## REQUIRED WORK
Extend the passage describing the background of the Virtual Santa Clara course, continuing from its final sentence.

## EXTRACT TO READ

>>>

Course Background and the Role of Immersive Technologies
Virtual Santa Clara was collaboratively designed and taught by faculty in English and Anthropology in Spring 2019. The faculty members came together to teach this course after each having taught similar courses in their own departments. Amy had taught archival research and writing courses exploring the gendered and racialized histories of Santa Clara University, but was increasingly dissatisfied by the limited conception of campus stakeholders and histories communicated by that course design, and vexed by her inability to effectively account for Native histories and experiences in teaching it. Meanwhile, Lee had taught a course called Virtual Santa Clara from solely within Anthropology, but was interested in putting rhetorical perspectives and a more explicit attention to student writing development in service of historical content knowledge. Drawing on work by public memory scholars in both writing studies and heritage studies, the instructors hoped this new course would push students to consider the ways their own writing could contribute to the public memory work of the campus and enhance recognition of Native history and culture of that space.

<<<

## RECORDS
>>>

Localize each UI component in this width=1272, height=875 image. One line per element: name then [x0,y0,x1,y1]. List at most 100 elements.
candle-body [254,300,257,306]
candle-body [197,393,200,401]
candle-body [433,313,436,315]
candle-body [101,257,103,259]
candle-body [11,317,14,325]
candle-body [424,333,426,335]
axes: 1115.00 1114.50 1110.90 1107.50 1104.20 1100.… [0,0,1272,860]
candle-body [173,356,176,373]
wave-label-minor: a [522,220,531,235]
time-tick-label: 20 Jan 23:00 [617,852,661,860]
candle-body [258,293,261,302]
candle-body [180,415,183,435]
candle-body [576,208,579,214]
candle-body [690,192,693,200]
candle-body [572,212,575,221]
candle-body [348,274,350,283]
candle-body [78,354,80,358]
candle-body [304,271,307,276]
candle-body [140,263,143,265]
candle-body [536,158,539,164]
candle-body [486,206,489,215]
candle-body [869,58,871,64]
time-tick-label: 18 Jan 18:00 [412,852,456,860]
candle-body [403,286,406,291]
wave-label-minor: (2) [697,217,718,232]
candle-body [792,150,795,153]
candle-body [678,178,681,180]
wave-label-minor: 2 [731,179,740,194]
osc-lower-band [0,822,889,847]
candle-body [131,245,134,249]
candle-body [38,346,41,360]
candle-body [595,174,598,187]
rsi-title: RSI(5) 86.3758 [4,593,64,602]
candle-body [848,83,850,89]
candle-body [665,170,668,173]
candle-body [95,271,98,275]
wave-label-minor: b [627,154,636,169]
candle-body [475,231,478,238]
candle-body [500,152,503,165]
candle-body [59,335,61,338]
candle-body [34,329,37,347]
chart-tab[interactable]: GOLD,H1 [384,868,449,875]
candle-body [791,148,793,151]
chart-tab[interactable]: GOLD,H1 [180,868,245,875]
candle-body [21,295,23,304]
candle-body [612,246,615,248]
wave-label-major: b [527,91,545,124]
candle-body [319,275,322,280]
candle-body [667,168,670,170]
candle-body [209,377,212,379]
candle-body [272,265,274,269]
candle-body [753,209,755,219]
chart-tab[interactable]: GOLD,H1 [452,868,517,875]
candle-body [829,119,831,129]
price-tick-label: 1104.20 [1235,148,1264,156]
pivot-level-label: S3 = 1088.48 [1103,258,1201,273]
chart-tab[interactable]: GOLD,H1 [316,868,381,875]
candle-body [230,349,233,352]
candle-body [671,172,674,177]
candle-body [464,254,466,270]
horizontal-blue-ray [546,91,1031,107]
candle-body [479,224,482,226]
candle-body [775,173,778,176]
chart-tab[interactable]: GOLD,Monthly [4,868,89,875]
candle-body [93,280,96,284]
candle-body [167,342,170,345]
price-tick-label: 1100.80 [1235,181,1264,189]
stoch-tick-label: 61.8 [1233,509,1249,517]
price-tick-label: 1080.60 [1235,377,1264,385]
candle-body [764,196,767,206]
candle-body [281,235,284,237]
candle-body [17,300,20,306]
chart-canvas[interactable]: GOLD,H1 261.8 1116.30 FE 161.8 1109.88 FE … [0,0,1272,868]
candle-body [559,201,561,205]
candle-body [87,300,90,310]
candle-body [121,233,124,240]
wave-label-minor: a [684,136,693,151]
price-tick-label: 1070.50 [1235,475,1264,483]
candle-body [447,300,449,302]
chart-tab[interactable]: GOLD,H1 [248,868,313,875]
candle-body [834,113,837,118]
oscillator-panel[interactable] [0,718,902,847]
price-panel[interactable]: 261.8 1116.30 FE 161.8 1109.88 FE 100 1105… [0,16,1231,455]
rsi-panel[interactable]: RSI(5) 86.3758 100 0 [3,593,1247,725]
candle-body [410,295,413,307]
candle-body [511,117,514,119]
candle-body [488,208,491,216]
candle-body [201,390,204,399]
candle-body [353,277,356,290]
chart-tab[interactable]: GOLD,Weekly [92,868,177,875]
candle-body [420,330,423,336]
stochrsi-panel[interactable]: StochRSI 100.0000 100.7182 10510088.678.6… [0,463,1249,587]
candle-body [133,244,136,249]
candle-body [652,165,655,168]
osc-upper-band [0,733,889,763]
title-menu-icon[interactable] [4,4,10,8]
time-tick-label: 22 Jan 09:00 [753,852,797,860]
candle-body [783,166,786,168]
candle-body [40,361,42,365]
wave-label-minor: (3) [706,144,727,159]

<<<

## ANSWER TO THIS TASK
As described in the syllabus, this new course explored what we called the “difficult history” of Mission Santa Clara, with a particular emphasis on archival and archaeological materials associated with the Indigenous people, particularly the Ohlone, whose lands and livelihoods were upended by Euro-American colonialism. Despite an ongoing lack of federal tribal recognition, the Ohlone trace their connection to this land, which they call Thamien, across millennia. During the colonial period, Franciscan missionaries working for the Spanish Crown sought to convert local Ohlone people not just to Catholicism but also to European lifeways. Labor was a cornerstone of the missionary project, and it was Ohlone people who built the original structures that comprised Mission Santa Clara on what is today our campus. The mission’s baptismal records hold the names of more than 11,000 individuals, the vast majority of whom were from Ohlone communities or other neighboring tribes. Despite the severe constraints of colonialism, these people outlasted the mission system and today comprise several interrelated tribal communities in the San Francisco Bay area (Leventhal et al. 1994; Panich 2020).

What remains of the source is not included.